TASK BRIEF:
Comb through the entries for "انظر" and pull out each line that holds it.

INFORMATION SHOWN:
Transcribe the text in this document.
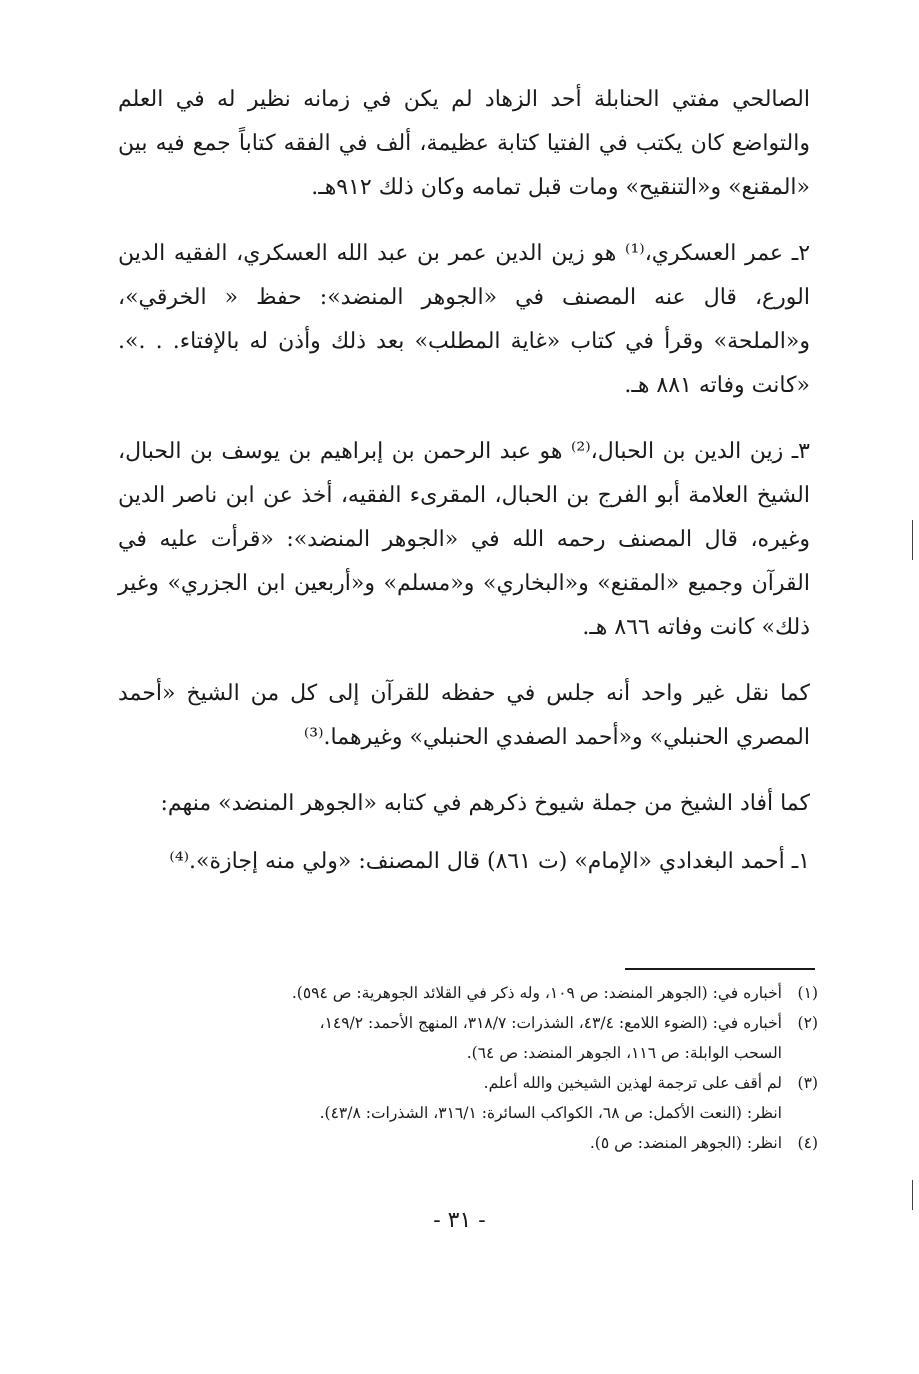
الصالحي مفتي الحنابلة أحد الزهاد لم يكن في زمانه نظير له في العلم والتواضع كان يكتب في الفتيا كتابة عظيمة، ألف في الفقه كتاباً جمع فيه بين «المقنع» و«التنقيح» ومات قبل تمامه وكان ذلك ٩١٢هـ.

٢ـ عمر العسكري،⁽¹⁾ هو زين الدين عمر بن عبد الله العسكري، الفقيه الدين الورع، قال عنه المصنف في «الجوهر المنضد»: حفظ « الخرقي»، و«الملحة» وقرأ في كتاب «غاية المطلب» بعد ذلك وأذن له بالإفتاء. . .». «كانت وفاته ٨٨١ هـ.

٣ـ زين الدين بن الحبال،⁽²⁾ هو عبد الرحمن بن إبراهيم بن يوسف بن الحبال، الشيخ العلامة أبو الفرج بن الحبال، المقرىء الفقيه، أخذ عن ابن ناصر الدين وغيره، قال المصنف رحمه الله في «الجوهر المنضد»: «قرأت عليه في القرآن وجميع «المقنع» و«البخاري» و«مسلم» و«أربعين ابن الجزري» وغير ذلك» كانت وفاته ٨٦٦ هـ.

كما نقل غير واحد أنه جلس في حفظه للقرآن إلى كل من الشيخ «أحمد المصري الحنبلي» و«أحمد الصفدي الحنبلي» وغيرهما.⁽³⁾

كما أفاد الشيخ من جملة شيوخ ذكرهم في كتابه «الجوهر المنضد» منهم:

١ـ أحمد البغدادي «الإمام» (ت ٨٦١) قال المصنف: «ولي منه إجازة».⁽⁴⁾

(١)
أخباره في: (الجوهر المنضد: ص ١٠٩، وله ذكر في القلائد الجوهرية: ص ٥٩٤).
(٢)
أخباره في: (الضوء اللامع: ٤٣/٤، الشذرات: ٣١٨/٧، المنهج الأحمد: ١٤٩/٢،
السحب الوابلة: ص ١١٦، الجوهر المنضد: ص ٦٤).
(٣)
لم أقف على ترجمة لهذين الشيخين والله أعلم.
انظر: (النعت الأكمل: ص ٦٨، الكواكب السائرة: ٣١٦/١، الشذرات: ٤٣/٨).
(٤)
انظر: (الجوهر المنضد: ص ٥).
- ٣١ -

PROBLEM SOLUTION:
انظر: (النعت الأكمل: ص ٦٨، الكواكب السائرة: ٣١٦/١، الشذرات: ٤٣/٨).
انظر: (الجوهر المنضد: ص ٥).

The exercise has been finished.